GIVEN REQUEST: From the entries below, pull out each line where "Consumer" appears.

RECORDS TO PROCESS:

[start]

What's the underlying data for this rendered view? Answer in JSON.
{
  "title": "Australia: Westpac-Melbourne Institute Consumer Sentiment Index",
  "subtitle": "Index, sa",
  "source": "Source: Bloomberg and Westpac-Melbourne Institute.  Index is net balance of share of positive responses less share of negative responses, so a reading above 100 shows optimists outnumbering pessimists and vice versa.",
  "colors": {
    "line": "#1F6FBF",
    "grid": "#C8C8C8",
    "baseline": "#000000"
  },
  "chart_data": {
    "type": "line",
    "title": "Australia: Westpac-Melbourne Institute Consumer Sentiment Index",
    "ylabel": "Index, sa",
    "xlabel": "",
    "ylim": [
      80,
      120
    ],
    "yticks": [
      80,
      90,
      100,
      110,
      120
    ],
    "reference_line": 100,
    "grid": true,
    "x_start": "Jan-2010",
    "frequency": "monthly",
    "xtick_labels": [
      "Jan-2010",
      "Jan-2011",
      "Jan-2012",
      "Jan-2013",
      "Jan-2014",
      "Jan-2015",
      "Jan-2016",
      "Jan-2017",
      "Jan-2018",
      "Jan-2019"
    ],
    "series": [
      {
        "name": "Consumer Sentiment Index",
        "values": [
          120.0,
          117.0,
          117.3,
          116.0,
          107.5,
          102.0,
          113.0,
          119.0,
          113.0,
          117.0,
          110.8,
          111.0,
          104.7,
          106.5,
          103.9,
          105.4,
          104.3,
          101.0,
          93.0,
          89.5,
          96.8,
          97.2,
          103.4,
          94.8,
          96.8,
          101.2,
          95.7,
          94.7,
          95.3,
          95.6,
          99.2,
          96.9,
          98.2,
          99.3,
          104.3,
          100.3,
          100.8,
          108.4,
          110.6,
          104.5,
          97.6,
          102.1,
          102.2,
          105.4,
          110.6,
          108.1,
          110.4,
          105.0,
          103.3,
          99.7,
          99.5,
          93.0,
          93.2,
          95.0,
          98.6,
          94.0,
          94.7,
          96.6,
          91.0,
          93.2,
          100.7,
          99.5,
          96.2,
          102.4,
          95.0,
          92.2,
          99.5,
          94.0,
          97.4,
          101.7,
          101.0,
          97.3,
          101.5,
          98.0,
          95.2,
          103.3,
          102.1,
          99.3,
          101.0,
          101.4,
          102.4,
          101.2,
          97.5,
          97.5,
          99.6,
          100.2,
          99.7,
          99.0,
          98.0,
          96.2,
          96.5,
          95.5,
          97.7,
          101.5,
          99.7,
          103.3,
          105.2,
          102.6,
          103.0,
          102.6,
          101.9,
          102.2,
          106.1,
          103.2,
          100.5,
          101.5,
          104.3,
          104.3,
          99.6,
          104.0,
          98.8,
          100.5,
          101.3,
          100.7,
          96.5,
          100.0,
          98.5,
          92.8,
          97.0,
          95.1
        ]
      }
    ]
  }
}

[end]

CORRECT ANSWER:
  "title": "Australia: Westpac-Melbourne Institute Consumer Sentiment Index",
    "title": "Australia: Westpac-Melbourne Institute Consumer Sentiment Index",
        "name": "Consumer Sentiment Index",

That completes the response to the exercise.